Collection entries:
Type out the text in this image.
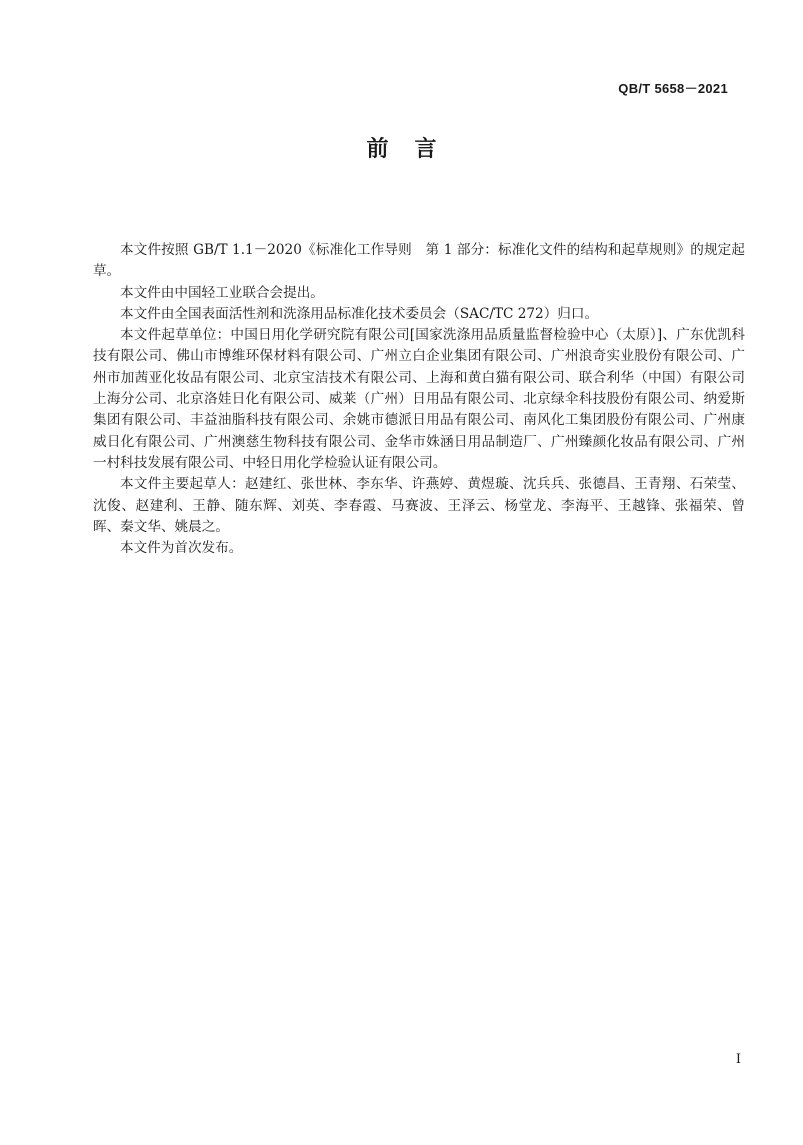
QB/T 5658－2021
前 言

本文件按照 GB/T 1.1－2020《标准化工作导则　第 1 部分：标准化文件的结构和起草规则》的规定起草。

本文件由中国轻工业联合会提出。

本文件由全国表面活性剂和洗涤用品标准化技术委员会（SAC/TC 272）归口。

本文件起草单位：中国日用化学研究院有限公司[国家洗涤用品质量监督检验中心（太原）]、广东优凯科技有限公司、佛山市博维环保材料有限公司、广州立白企业集团有限公司、广州浪奇实业股份有限公司、广州市加茜亚化妆品有限公司、北京宝洁技术有限公司、上海和黄白猫有限公司、联合利华（中国）有限公司上海分公司、北京洛娃日化有限公司、威莱（广州）日用品有限公司、北京绿伞科技股份有限公司、纳爱斯集团有限公司、丰益油脂科技有限公司、余姚市德派日用品有限公司、南风化工集团股份有限公司、广州康威日化有限公司、广州澳慈生物科技有限公司、金华市姝涵日用品制造厂、广州臻颜化妆品有限公司、广州一村科技发展有限公司、中轻日用化学检验认证有限公司。

本文件主要起草人：赵建红、张世林、李东华、许燕婷、黄煜璇、沈兵兵、张德昌、王青翔、石荣莹、沈俊、赵建利、王静、随东辉、刘英、李春霞、马赛波、王泽云、杨堂龙、李海平、王越锋、张福荣、曾晖、秦文华、姚晨之。

本文件为首次发布。

I
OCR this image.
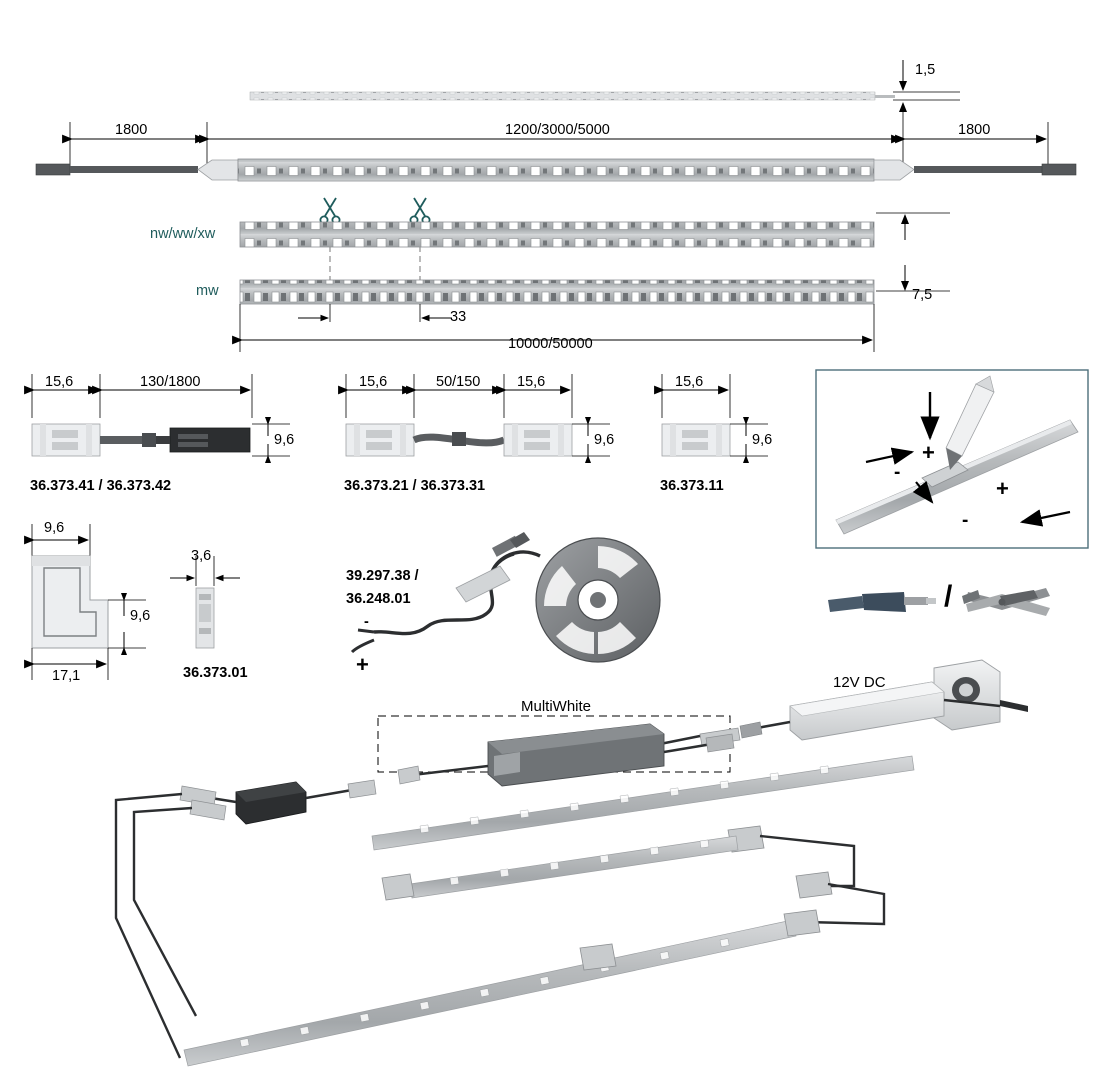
1,5
1800	1200/3000/5000	1800
nw/ww/xw
mw	7,5
33
10000/50000
15,6	130/1800
9,6
36.373.41 / 36.373.42
15,6	50/150	15,6
9,6
36.373.21 / 36.373.31
15,6
9,6
36.373.11
9,6
9,6
17,1
3,6
36.373.01
39.297.38 /
36.248.01
+
-
+
+
-
-
/
MultiWhite
12V DC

*PROBLEM TO WORK ON*
From the material above, write out exactly the lines from the line with "OCR this image." through the closing line, inclusive, and no pictures.

*PROBLEM SOLUTION*
OCR this image.
1,5
1800	1200/3000/5000	1800
nw/ww/xw
mw	7,5
33
10000/50000
15,6	130/1800
9,6
36.373.41 / 36.373.42
15,6	50/150	15,6
9,6
36.373.21 / 36.373.31
15,6
9,6
36.373.11
9,6
9,6
17,1
3,6
36.373.01
39.297.38 /
36.248.01
+
-
+
+
-
-
/
MultiWhite
12V DC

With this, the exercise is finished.